> **Short task**
Below are the records; locate each line with the word "Litecoin" and copy it.
☆ ☆ ☆ ☆ ☆
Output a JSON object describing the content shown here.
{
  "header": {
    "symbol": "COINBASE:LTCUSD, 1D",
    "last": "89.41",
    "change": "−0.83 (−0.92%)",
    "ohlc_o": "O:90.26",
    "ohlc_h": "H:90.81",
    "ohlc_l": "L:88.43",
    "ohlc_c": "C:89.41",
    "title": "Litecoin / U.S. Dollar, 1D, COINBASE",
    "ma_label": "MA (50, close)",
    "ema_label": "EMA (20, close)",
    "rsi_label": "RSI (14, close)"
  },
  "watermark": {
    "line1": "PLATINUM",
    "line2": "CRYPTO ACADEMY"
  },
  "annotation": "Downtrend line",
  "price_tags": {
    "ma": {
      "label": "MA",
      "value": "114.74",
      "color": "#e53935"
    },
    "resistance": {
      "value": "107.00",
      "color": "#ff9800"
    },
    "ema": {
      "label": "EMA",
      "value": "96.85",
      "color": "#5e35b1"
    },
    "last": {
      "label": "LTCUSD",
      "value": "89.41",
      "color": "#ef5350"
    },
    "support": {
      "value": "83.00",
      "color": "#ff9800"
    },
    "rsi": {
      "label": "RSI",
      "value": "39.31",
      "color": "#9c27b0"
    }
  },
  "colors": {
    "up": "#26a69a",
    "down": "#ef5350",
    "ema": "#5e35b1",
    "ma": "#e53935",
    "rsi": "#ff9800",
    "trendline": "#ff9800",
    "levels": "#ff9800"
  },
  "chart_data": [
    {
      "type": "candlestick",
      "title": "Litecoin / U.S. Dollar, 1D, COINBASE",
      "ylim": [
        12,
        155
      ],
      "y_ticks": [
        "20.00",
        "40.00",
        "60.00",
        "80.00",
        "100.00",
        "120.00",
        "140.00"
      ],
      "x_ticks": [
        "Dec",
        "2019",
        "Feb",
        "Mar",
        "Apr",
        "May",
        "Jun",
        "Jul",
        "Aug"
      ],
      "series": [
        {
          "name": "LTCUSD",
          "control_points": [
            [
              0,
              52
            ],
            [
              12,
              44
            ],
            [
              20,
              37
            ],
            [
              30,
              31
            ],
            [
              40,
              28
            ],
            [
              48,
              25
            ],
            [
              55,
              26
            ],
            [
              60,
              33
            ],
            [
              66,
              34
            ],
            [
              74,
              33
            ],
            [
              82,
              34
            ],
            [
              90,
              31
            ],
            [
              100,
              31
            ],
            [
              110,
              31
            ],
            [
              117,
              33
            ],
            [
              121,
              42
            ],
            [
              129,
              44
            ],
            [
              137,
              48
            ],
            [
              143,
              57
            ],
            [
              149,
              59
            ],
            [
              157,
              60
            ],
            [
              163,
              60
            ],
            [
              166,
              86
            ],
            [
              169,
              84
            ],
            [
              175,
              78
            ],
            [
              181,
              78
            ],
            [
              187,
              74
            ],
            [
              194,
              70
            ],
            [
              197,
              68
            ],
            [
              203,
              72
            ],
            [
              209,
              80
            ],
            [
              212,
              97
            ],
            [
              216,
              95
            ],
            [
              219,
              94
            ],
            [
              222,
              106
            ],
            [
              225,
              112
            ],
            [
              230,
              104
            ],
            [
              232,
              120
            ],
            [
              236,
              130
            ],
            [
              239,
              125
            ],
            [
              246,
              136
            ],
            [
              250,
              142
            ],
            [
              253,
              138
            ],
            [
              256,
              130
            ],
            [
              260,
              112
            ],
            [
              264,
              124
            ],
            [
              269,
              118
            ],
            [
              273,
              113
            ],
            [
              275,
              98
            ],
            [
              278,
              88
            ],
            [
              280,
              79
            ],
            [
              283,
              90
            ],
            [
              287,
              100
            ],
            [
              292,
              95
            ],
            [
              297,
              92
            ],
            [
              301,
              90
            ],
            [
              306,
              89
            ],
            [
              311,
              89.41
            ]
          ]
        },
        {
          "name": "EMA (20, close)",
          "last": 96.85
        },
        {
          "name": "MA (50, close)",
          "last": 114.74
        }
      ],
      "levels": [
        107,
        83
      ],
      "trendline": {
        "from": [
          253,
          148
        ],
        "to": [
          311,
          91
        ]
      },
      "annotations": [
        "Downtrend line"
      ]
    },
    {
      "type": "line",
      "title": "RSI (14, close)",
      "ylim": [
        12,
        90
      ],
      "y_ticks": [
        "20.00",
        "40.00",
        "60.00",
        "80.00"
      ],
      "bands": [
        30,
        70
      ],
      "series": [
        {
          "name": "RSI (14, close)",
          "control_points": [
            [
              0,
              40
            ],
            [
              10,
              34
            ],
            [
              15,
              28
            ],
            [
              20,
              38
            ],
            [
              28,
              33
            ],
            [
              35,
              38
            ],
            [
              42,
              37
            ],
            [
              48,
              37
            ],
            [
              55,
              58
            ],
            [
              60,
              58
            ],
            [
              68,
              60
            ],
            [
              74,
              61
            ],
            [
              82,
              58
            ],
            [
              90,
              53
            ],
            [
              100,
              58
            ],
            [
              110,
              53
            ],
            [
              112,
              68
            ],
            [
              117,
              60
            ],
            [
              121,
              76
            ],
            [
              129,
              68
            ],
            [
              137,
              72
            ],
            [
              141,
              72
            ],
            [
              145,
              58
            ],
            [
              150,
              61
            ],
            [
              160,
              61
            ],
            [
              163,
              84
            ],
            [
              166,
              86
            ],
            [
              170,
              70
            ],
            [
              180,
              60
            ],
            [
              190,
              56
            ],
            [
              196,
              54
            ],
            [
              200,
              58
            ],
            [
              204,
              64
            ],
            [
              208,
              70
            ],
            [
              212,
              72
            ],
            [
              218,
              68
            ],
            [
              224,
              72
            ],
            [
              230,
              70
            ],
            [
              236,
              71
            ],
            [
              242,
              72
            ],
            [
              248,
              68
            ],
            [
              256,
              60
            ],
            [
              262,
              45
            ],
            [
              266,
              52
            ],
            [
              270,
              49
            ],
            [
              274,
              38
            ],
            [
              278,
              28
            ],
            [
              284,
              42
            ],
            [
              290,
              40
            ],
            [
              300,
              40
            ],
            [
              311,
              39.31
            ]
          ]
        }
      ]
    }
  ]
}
☆ ☆ ☆ ☆ ☆
> **Answer for the task**
    "title": "Litecoin / U.S. Dollar, 1D, COINBASE",
      "title": "Litecoin / U.S. Dollar, 1D, COINBASE",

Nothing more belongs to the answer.